Find how many lines in the data below include the word "content", then write only that number.

· · ·

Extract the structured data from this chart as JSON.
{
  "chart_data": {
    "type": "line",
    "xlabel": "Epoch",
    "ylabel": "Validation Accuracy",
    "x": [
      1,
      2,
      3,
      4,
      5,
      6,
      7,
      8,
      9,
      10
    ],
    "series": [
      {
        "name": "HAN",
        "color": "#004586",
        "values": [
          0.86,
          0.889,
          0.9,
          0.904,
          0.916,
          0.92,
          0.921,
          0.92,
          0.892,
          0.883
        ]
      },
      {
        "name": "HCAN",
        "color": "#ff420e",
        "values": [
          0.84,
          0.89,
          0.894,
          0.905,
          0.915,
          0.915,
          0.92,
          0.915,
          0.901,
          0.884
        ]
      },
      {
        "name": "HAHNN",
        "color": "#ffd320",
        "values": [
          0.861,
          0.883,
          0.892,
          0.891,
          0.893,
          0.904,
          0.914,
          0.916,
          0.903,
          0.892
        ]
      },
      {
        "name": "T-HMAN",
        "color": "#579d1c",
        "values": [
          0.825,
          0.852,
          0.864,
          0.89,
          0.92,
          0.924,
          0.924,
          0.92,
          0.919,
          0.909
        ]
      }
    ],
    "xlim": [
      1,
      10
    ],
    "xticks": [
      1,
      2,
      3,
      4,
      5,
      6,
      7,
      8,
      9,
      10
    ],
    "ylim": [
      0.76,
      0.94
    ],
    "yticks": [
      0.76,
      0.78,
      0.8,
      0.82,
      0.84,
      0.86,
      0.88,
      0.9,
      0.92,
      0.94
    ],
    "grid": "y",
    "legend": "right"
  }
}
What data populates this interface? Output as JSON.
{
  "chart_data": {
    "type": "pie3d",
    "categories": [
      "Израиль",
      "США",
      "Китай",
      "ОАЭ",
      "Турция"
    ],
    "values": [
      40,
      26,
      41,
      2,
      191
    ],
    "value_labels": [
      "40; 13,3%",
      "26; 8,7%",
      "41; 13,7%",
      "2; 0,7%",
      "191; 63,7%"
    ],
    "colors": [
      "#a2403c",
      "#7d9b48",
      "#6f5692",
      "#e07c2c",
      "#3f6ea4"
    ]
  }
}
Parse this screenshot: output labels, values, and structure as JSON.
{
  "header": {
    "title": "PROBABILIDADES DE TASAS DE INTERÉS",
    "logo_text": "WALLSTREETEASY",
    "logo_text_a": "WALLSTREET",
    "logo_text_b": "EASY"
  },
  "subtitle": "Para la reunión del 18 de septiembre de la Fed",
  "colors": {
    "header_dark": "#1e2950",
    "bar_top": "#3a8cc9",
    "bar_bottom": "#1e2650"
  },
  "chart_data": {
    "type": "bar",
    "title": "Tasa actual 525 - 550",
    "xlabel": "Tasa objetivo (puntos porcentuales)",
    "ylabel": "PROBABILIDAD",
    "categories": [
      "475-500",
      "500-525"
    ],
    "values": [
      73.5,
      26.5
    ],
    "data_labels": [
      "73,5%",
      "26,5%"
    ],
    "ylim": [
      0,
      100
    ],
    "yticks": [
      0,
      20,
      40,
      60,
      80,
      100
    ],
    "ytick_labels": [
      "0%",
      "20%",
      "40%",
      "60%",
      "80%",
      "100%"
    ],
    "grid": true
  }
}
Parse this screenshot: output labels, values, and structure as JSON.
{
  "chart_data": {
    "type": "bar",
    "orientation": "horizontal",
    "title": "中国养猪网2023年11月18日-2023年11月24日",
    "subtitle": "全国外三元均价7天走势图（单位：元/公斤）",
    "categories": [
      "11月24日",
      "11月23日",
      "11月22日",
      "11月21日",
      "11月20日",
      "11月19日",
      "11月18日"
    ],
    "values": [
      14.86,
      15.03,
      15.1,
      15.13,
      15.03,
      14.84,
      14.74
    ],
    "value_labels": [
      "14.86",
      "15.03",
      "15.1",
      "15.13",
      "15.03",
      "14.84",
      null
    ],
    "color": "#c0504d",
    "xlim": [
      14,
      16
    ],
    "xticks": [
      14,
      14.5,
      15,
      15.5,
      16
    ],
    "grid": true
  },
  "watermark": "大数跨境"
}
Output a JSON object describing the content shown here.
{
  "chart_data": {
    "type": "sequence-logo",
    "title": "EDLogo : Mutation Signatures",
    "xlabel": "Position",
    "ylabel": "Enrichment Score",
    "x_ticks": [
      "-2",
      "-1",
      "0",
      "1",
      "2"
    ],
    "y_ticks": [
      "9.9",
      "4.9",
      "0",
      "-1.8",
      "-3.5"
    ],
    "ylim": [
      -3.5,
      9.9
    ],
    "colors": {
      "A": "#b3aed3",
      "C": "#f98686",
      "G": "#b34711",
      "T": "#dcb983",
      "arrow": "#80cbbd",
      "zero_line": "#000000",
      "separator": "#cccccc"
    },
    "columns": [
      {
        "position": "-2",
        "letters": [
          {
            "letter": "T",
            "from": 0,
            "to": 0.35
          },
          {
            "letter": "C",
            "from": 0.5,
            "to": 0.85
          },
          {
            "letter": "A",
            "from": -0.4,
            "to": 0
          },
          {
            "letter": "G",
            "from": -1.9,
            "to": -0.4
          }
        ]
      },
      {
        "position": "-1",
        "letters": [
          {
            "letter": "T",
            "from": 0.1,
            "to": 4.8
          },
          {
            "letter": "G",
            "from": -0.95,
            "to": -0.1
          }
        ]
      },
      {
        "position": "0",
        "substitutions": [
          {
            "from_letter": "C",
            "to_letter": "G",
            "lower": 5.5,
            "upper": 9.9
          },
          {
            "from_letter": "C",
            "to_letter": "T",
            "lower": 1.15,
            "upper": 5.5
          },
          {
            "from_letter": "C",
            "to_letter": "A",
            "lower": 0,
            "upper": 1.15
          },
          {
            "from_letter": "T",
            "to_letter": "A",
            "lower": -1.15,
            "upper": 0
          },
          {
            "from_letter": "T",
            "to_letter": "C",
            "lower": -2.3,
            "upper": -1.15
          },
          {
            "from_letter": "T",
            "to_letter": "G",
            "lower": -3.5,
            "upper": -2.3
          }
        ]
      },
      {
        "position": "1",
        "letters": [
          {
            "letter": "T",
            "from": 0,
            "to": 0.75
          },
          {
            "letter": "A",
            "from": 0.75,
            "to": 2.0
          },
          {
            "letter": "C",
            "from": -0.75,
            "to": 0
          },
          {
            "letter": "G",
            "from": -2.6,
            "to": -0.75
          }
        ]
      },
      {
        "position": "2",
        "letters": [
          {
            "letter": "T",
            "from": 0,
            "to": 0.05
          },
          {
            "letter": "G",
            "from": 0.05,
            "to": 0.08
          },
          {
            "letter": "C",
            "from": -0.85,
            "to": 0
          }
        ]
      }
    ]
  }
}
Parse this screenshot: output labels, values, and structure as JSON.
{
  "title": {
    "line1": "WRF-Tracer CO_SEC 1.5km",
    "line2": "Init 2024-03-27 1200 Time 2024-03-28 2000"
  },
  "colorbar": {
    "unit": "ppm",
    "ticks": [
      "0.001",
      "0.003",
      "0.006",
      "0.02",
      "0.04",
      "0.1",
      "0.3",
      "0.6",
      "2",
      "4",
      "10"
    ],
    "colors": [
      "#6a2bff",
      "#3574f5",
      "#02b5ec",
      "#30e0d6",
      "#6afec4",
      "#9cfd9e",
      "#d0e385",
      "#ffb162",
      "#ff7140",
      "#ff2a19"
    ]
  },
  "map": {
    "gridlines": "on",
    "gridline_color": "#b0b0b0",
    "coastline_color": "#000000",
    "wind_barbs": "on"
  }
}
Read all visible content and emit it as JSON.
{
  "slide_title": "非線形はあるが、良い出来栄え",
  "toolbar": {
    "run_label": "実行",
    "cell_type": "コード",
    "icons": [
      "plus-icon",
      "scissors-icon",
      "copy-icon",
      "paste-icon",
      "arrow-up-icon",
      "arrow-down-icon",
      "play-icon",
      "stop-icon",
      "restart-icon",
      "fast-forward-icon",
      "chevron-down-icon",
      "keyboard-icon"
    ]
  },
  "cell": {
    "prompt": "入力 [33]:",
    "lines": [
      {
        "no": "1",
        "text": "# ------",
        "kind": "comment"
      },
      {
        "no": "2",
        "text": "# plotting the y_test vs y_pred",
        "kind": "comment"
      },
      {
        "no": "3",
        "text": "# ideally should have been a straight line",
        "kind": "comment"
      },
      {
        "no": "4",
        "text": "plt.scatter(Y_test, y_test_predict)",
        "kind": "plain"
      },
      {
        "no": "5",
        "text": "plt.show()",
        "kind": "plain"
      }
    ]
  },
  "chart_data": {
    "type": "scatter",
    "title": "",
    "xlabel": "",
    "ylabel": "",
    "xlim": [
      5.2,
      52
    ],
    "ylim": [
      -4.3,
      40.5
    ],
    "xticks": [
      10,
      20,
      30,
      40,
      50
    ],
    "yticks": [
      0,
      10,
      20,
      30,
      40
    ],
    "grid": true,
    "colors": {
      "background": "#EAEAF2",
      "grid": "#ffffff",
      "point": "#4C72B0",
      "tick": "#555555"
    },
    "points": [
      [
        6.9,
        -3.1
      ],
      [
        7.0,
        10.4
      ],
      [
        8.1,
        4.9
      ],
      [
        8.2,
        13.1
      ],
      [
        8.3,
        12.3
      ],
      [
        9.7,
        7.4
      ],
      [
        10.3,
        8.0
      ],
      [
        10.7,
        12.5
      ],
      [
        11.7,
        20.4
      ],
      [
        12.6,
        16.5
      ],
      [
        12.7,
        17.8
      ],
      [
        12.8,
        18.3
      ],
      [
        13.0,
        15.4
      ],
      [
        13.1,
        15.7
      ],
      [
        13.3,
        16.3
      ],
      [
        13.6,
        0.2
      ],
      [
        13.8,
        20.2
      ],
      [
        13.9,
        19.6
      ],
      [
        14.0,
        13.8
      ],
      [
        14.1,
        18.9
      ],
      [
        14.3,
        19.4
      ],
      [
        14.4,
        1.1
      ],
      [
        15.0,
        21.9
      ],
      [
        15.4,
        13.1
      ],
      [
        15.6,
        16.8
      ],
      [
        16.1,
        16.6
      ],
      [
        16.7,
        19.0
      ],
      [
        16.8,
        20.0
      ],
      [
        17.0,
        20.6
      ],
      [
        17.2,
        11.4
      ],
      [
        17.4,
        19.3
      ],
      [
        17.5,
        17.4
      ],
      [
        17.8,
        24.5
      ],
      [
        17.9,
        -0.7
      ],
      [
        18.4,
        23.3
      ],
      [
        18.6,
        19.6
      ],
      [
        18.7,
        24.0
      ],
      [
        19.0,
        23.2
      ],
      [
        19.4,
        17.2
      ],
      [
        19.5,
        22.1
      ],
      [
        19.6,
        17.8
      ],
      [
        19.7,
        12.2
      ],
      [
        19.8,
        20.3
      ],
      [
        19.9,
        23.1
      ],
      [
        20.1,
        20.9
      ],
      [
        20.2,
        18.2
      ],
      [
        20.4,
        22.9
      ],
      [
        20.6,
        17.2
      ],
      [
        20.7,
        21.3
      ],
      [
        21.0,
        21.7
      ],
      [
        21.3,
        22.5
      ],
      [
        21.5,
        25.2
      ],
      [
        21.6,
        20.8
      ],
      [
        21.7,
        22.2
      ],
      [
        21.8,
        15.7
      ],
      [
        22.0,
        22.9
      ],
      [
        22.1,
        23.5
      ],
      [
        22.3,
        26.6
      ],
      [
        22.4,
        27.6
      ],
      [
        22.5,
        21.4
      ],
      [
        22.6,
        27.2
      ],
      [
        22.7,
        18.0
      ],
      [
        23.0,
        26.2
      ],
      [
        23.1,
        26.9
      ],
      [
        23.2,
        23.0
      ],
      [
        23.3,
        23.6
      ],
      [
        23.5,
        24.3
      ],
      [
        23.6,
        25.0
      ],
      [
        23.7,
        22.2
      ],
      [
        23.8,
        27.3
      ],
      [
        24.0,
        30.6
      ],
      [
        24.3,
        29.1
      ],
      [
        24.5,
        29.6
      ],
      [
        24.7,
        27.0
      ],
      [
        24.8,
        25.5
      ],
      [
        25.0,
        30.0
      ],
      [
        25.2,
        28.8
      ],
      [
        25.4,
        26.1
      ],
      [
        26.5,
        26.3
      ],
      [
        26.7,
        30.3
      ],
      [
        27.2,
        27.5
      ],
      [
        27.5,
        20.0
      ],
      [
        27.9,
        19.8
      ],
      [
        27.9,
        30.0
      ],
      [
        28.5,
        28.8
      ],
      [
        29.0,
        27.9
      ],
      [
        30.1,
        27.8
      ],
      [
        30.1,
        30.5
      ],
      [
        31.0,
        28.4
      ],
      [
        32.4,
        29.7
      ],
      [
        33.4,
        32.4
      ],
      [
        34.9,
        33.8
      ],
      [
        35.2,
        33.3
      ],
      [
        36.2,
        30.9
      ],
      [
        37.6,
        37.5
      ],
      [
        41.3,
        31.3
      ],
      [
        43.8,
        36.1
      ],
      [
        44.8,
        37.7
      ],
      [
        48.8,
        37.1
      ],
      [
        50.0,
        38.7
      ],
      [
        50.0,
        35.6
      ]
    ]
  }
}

· · ·

__TASK RESULT__. 2